## Task brief
Quote every line of the records below word for word, leaving out the picture lines.
— start of Dataset content —
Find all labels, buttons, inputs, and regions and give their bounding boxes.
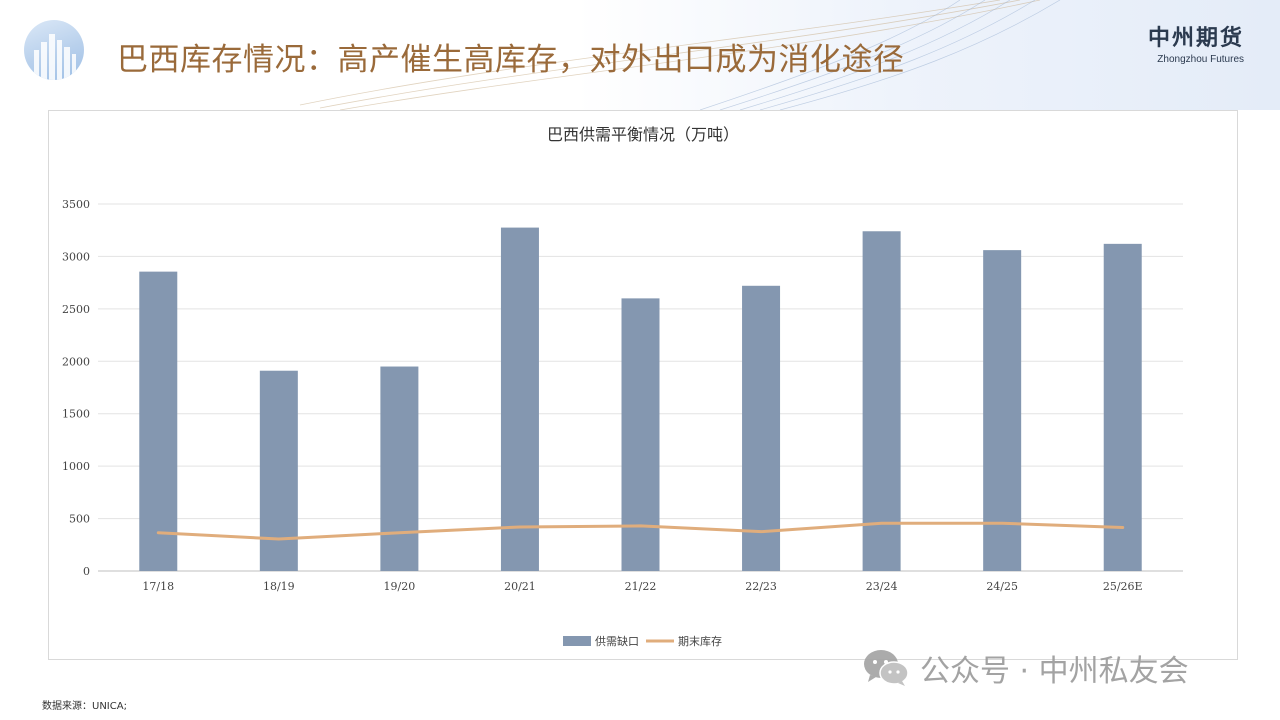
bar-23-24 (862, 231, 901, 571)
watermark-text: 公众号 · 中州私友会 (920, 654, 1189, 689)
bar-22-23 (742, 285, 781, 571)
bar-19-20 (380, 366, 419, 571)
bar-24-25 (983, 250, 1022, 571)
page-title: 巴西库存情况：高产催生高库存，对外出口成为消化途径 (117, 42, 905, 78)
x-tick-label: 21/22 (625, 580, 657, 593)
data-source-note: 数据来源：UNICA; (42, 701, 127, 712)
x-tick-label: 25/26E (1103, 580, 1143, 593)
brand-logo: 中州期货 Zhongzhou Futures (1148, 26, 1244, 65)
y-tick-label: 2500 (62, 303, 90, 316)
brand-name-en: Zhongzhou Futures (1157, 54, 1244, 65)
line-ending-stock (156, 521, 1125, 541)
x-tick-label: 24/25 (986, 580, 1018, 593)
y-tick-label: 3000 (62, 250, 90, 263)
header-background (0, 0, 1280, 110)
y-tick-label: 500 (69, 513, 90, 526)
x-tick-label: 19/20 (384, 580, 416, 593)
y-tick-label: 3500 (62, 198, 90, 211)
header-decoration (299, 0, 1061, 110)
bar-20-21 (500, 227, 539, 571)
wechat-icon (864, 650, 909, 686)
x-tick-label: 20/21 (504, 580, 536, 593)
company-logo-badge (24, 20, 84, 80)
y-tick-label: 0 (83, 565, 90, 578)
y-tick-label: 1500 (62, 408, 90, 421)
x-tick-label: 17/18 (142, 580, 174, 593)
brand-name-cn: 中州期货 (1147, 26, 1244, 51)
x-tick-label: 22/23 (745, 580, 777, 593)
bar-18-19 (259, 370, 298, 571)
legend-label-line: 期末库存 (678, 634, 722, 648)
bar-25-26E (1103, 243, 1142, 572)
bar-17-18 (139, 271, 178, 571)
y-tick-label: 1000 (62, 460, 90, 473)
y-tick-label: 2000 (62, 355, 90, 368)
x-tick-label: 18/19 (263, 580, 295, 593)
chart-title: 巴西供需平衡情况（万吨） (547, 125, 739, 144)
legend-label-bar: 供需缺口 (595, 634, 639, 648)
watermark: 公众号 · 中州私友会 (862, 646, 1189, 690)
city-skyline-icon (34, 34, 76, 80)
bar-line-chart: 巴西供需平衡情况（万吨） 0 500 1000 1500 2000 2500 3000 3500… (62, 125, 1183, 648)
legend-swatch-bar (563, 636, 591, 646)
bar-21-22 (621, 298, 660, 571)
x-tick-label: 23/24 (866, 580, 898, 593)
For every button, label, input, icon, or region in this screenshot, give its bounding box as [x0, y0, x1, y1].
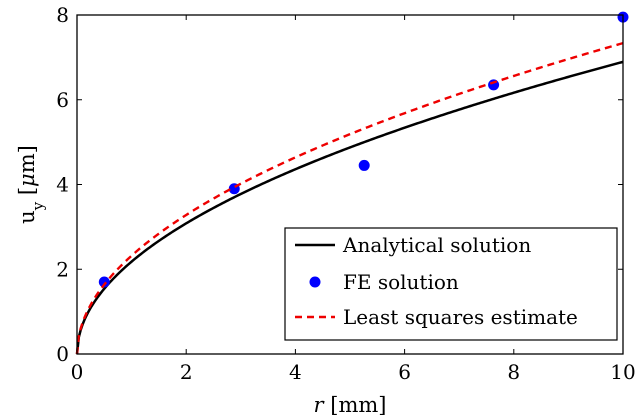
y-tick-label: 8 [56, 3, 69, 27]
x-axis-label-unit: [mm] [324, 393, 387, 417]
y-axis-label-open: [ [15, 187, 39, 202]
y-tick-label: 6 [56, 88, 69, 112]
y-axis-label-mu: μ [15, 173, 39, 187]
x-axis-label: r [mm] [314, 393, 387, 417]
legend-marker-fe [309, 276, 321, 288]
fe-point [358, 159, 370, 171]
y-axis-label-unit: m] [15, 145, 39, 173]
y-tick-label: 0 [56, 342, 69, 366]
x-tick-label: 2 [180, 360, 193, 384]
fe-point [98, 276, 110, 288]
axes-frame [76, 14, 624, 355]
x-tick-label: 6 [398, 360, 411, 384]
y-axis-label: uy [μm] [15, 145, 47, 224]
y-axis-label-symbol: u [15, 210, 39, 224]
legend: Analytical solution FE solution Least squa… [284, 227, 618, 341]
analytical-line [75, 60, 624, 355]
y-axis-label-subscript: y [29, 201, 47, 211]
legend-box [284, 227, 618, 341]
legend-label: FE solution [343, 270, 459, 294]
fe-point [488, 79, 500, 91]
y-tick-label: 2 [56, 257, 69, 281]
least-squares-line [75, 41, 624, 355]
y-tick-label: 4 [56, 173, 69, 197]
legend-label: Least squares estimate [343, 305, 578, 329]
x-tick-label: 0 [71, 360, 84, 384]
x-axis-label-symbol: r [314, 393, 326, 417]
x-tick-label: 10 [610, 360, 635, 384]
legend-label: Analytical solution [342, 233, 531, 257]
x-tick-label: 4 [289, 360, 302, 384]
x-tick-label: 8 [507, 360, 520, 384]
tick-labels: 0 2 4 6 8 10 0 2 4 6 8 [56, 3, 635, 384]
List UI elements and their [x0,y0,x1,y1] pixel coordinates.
— end of Dataset content —
## Reply
Find all labels, buttons, inputs, and regions and give their bounding boxes.
bar-23-24 (862, 231, 901, 571)
watermark-text: 公众号 · 中州私友会 (920, 654, 1189, 689)
bar-22-23 (742, 285, 781, 571)
bar-19-20 (380, 366, 419, 571)
bar-24-25 (983, 250, 1022, 571)
page-title: 巴西库存情况：高产催生高库存，对外出口成为消化途径 (117, 42, 905, 78)
x-tick-label: 21/22 (625, 580, 657, 593)
data-source-note: 数据来源：UNICA; (42, 701, 127, 712)
x-tick-label: 25/26E (1103, 580, 1143, 593)
brand-logo: 中州期货 Zhongzhou Futures (1148, 26, 1244, 65)
y-tick-label: 2500 (62, 303, 90, 316)
brand-name-en: Zhongzhou Futures (1157, 54, 1244, 65)
line-ending-stock (156, 521, 1125, 541)
x-tick-label: 24/25 (986, 580, 1018, 593)
y-tick-label: 3000 (62, 250, 90, 263)
header-background (0, 0, 1280, 110)
y-tick-label: 500 (69, 513, 90, 526)
x-tick-label: 19/20 (384, 580, 416, 593)
y-tick-label: 3500 (62, 198, 90, 211)
header-decoration (299, 0, 1061, 110)
bar-20-21 (500, 227, 539, 571)
wechat-icon (864, 650, 909, 686)
x-tick-label: 20/21 (504, 580, 536, 593)
company-logo-badge (24, 20, 84, 80)
y-tick-label: 0 (83, 565, 90, 578)
y-tick-label: 1500 (62, 408, 90, 421)
x-tick-label: 17/18 (142, 580, 174, 593)
brand-name-cn: 中州期货 (1147, 26, 1244, 51)
x-tick-label: 22/23 (745, 580, 777, 593)
bar-18-19 (259, 370, 298, 571)
legend-label-line: 期末库存 (678, 634, 722, 648)
bar-25-26E (1103, 243, 1142, 572)
bar-17-18 (139, 271, 178, 571)
y-tick-label: 1000 (62, 460, 90, 473)
y-tick-label: 2000 (62, 355, 90, 368)
x-tick-label: 18/19 (263, 580, 295, 593)
chart-title: 巴西供需平衡情况（万吨） (547, 125, 739, 144)
legend-label-bar: 供需缺口 (595, 634, 639, 648)
watermark: 公众号 · 中州私友会 (862, 646, 1189, 690)
city-skyline-icon (34, 34, 76, 80)
bar-line-chart: 巴西供需平衡情况（万吨） 0 500 1000 1500 2000 2500 3000 3500… (62, 125, 1183, 648)
legend-swatch-bar (563, 636, 591, 646)
bar-21-22 (621, 298, 660, 571)
x-tick-label: 23/24 (866, 580, 898, 593)
For every button, label, input, icon, or region in this screenshot, give its bounding box as [x0, y0, x1, y1].
y-tick-label: 8 [56, 3, 69, 27]
x-axis-label-unit: [mm] [324, 393, 387, 417]
y-axis-label-open: [ [15, 187, 39, 202]
y-tick-label: 6 [56, 88, 69, 112]
y-axis-label-mu: μ [15, 173, 39, 187]
x-axis-label: r [mm] [314, 393, 387, 417]
legend-marker-fe [309, 276, 321, 288]
fe-point [358, 159, 370, 171]
y-axis-label-unit: m] [15, 145, 39, 173]
y-tick-label: 0 [56, 342, 69, 366]
x-tick-label: 2 [180, 360, 193, 384]
fe-point [98, 276, 110, 288]
axes-frame [76, 14, 624, 355]
x-tick-label: 6 [398, 360, 411, 384]
y-axis-label: uy [μm] [15, 145, 47, 224]
y-axis-label-symbol: u [15, 210, 39, 224]
legend: Analytical solution FE solution Least squa… [284, 227, 618, 341]
analytical-line [75, 60, 624, 355]
y-axis-label-subscript: y [29, 201, 47, 211]
legend-box [284, 227, 618, 341]
legend-label: FE solution [343, 270, 459, 294]
fe-point [488, 79, 500, 91]
y-tick-label: 2 [56, 257, 69, 281]
least-squares-line [75, 41, 624, 355]
y-tick-label: 4 [56, 173, 69, 197]
legend-label: Least squares estimate [343, 305, 578, 329]
x-tick-label: 0 [71, 360, 84, 384]
x-axis-label-symbol: r [314, 393, 326, 417]
x-tick-label: 10 [610, 360, 635, 384]
legend-label: Analytical solution [342, 233, 531, 257]
x-tick-label: 4 [289, 360, 302, 384]
x-tick-label: 8 [507, 360, 520, 384]
tick-labels: 0 2 4 6 8 10 0 2 4 6 8 [56, 3, 635, 384]
List UI elements and their [x0,y0,x1,y1] pixel coordinates.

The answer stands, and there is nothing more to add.